Problem details: Are you able to retype all the records below exactly?

(Extracted records)
--- Begin ---

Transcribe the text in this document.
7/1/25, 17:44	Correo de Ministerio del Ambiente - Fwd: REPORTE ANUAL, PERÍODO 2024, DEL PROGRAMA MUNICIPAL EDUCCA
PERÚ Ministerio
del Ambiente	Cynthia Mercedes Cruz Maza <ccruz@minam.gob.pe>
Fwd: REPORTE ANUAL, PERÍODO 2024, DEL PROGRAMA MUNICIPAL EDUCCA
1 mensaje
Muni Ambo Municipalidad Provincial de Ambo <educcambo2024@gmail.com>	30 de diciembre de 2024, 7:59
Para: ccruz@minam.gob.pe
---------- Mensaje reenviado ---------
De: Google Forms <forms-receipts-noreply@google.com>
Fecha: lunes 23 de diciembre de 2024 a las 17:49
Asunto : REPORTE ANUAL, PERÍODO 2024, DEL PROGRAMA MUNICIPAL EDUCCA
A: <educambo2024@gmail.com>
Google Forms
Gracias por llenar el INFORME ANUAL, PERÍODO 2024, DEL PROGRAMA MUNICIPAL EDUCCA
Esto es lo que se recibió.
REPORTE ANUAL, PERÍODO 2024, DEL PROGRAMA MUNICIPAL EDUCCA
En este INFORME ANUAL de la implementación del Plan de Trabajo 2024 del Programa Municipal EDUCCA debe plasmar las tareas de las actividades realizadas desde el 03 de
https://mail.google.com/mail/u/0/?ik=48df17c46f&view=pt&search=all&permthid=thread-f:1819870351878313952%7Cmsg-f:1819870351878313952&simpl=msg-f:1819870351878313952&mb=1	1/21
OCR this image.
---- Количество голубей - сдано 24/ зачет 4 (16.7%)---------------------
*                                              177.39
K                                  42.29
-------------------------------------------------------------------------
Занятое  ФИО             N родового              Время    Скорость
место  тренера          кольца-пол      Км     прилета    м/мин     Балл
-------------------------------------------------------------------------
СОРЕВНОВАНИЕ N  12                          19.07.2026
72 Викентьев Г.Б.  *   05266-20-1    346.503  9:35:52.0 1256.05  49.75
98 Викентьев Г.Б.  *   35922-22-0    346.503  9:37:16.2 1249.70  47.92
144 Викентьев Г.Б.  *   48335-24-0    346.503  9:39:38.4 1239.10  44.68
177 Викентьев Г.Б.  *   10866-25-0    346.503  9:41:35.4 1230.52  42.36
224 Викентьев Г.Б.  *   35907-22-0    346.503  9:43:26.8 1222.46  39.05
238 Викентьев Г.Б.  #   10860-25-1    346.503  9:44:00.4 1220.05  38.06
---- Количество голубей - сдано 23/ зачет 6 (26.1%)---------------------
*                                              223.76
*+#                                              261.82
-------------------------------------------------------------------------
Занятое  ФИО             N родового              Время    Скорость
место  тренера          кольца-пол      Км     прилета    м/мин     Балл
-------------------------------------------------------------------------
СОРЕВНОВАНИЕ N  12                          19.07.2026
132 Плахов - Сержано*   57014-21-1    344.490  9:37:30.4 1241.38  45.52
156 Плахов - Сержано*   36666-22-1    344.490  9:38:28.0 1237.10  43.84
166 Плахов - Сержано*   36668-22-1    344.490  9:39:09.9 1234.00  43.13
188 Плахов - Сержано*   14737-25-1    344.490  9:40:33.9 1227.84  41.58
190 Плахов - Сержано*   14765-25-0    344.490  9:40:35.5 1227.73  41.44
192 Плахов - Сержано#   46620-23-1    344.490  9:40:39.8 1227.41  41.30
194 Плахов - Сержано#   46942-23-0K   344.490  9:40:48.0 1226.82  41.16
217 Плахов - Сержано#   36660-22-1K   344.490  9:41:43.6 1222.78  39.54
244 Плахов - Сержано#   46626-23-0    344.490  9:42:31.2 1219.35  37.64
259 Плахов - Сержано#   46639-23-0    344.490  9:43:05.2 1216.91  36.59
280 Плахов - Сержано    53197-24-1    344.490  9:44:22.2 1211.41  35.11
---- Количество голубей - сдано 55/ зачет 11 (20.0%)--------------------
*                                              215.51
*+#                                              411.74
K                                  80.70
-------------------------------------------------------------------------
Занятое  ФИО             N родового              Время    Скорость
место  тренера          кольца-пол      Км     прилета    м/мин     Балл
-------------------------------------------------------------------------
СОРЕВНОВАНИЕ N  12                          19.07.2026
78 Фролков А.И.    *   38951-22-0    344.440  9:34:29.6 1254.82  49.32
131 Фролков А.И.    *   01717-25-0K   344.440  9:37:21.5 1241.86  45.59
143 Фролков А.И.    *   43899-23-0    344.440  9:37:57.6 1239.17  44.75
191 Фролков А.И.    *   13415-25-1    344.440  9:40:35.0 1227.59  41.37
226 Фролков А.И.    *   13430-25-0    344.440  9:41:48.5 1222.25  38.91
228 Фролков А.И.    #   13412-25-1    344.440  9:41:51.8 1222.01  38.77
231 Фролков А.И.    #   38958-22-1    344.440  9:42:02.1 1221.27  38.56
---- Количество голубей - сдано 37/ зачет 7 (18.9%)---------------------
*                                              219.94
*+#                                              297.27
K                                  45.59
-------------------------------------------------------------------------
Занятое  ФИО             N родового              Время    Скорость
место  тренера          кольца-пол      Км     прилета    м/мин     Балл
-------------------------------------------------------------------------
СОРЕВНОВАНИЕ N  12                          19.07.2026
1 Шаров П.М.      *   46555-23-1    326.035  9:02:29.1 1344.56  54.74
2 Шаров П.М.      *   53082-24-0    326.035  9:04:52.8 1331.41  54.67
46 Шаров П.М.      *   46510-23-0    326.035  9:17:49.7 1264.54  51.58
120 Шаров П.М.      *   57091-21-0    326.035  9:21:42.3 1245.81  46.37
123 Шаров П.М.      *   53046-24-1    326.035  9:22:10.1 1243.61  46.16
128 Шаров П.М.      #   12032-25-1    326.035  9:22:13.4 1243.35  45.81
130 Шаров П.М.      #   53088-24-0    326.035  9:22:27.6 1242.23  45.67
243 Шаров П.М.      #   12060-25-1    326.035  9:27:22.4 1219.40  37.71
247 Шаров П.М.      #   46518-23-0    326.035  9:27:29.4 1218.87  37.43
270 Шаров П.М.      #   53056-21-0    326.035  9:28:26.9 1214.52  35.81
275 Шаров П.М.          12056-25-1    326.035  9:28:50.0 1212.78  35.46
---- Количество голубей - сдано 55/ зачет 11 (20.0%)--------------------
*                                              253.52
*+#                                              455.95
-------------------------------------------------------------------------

--- End ---

Full solution:
Transcribe the text in this document.
7/1/25, 17:44	Correo de Ministerio del Ambiente - Fwd: REPORTE ANUAL, PERÍODO 2024, DEL PROGRAMA MUNICIPAL EDUCCA
PERÚ Ministerio
del Ambiente	Cynthia Mercedes Cruz Maza <ccruz@minam.gob.pe>
Fwd: REPORTE ANUAL, PERÍODO 2024, DEL PROGRAMA MUNICIPAL EDUCCA
1 mensaje
Muni Ambo Municipalidad Provincial de Ambo <educcambo2024@gmail.com>	30 de diciembre de 2024, 7:59
Para: ccruz@minam.gob.pe
---------- Mensaje reenviado ---------
De: Google Forms <forms-receipts-noreply@google.com>
Fecha: lunes 23 de diciembre de 2024 a las 17:49
Asunto : REPORTE ANUAL, PERÍODO 2024, DEL PROGRAMA MUNICIPAL EDUCCA
A: <educambo2024@gmail.com>
Google Forms
Gracias por llenar el INFORME ANUAL, PERÍODO 2024, DEL PROGRAMA MUNICIPAL EDUCCA
Esto es lo que se recibió.
REPORTE ANUAL, PERÍODO 2024, DEL PROGRAMA MUNICIPAL EDUCCA
En este INFORME ANUAL de la implementación del Plan de Trabajo 2024 del Programa Municipal EDUCCA debe plasmar las tareas de las actividades realizadas desde el 03 de
https://mail.google.com/mail/u/0/?ik=48df17c46f&view=pt&search=all&permthid=thread-f:1819870351878313952%7Cmsg-f:1819870351878313952&simpl=msg-f:1819870351878313952&mb=1	1/21
OCR this image.
---- Количество голубей - сдано 24/ зачет 4 (16.7%)---------------------
*                                              177.39
K                                  42.29
-------------------------------------------------------------------------
Занятое  ФИО             N родового              Время    Скорость
место  тренера          кольца-пол      Км     прилета    м/мин     Балл
-------------------------------------------------------------------------
СОРЕВНОВАНИЕ N  12                          19.07.2026
72 Викентьев Г.Б.  *   05266-20-1    346.503  9:35:52.0 1256.05  49.75
98 Викентьев Г.Б.  *   35922-22-0    346.503  9:37:16.2 1249.70  47.92
144 Викентьев Г.Б.  *   48335-24-0    346.503  9:39:38.4 1239.10  44.68
177 Викентьев Г.Б.  *   10866-25-0    346.503  9:41:35.4 1230.52  42.36
224 Викентьев Г.Б.  *   35907-22-0    346.503  9:43:26.8 1222.46  39.05
238 Викентьев Г.Б.  #   10860-25-1    346.503  9:44:00.4 1220.05  38.06
---- Количество голубей - сдано 23/ зачет 6 (26.1%)---------------------
*                                              223.76
*+#                                              261.82
-------------------------------------------------------------------------
Занятое  ФИО             N родового              Время    Скорость
место  тренера          кольца-пол      Км     прилета    м/мин     Балл
-------------------------------------------------------------------------
СОРЕВНОВАНИЕ N  12                          19.07.2026
132 Плахов - Сержано*   57014-21-1    344.490  9:37:30.4 1241.38  45.52
156 Плахов - Сержано*   36666-22-1    344.490  9:38:28.0 1237.10  43.84
166 Плахов - Сержано*   36668-22-1    344.490  9:39:09.9 1234.00  43.13
188 Плахов - Сержано*   14737-25-1    344.490  9:40:33.9 1227.84  41.58
190 Плахов - Сержано*   14765-25-0    344.490  9:40:35.5 1227.73  41.44
192 Плахов - Сержано#   46620-23-1    344.490  9:40:39.8 1227.41  41.30
194 Плахов - Сержано#   46942-23-0K   344.490  9:40:48.0 1226.82  41.16
217 Плахов - Сержано#   36660-22-1K   344.490  9:41:43.6 1222.78  39.54
244 Плахов - Сержано#   46626-23-0    344.490  9:42:31.2 1219.35  37.64
259 Плахов - Сержано#   46639-23-0    344.490  9:43:05.2 1216.91  36.59
280 Плахов - Сержано    53197-24-1    344.490  9:44:22.2 1211.41  35.11
---- Количество голубей - сдано 55/ зачет 11 (20.0%)--------------------
*                                              215.51
*+#                                              411.74
K                                  80.70
-------------------------------------------------------------------------
Занятое  ФИО             N родового              Время    Скорость
место  тренера          кольца-пол      Км     прилета    м/мин     Балл
-------------------------------------------------------------------------
СОРЕВНОВАНИЕ N  12                          19.07.2026
78 Фролков А.И.    *   38951-22-0    344.440  9:34:29.6 1254.82  49.32
131 Фролков А.И.    *   01717-25-0K   344.440  9:37:21.5 1241.86  45.59
143 Фролков А.И.    *   43899-23-0    344.440  9:37:57.6 1239.17  44.75
191 Фролков А.И.    *   13415-25-1    344.440  9:40:35.0 1227.59  41.37
226 Фролков А.И.    *   13430-25-0    344.440  9:41:48.5 1222.25  38.91
228 Фролков А.И.    #   13412-25-1    344.440  9:41:51.8 1222.01  38.77
231 Фролков А.И.    #   38958-22-1    344.440  9:42:02.1 1221.27  38.56
---- Количество голубей - сдано 37/ зачет 7 (18.9%)---------------------
*                                              219.94
*+#                                              297.27
K                                  45.59
-------------------------------------------------------------------------
Занятое  ФИО             N родового              Время    Скорость
место  тренера          кольца-пол      Км     прилета    м/мин     Балл
-------------------------------------------------------------------------
СОРЕВНОВАНИЕ N  12                          19.07.2026
1 Шаров П.М.      *   46555-23-1    326.035  9:02:29.1 1344.56  54.74
2 Шаров П.М.      *   53082-24-0    326.035  9:04:52.8 1331.41  54.67
46 Шаров П.М.      *   46510-23-0    326.035  9:17:49.7 1264.54  51.58
120 Шаров П.М.      *   57091-21-0    326.035  9:21:42.3 1245.81  46.37
123 Шаров П.М.      *   53046-24-1    326.035  9:22:10.1 1243.61  46.16
128 Шаров П.М.      #   12032-25-1    326.035  9:22:13.4 1243.35  45.81
130 Шаров П.М.      #   53088-24-0    326.035  9:22:27.6 1242.23  45.67
243 Шаров П.М.      #   12060-25-1    326.035  9:27:22.4 1219.40  37.71
247 Шаров П.М.      #   46518-23-0    326.035  9:27:29.4 1218.87  37.43
270 Шаров П.М.      #   53056-21-0    326.035  9:28:26.9 1214.52  35.81
275 Шаров П.М.          12056-25-1    326.035  9:28:50.0 1212.78  35.46
---- Количество голубей - сдано 55/ зачет 11 (20.0%)--------------------
*                                              253.52
*+#                                              455.95
-------------------------------------------------------------------------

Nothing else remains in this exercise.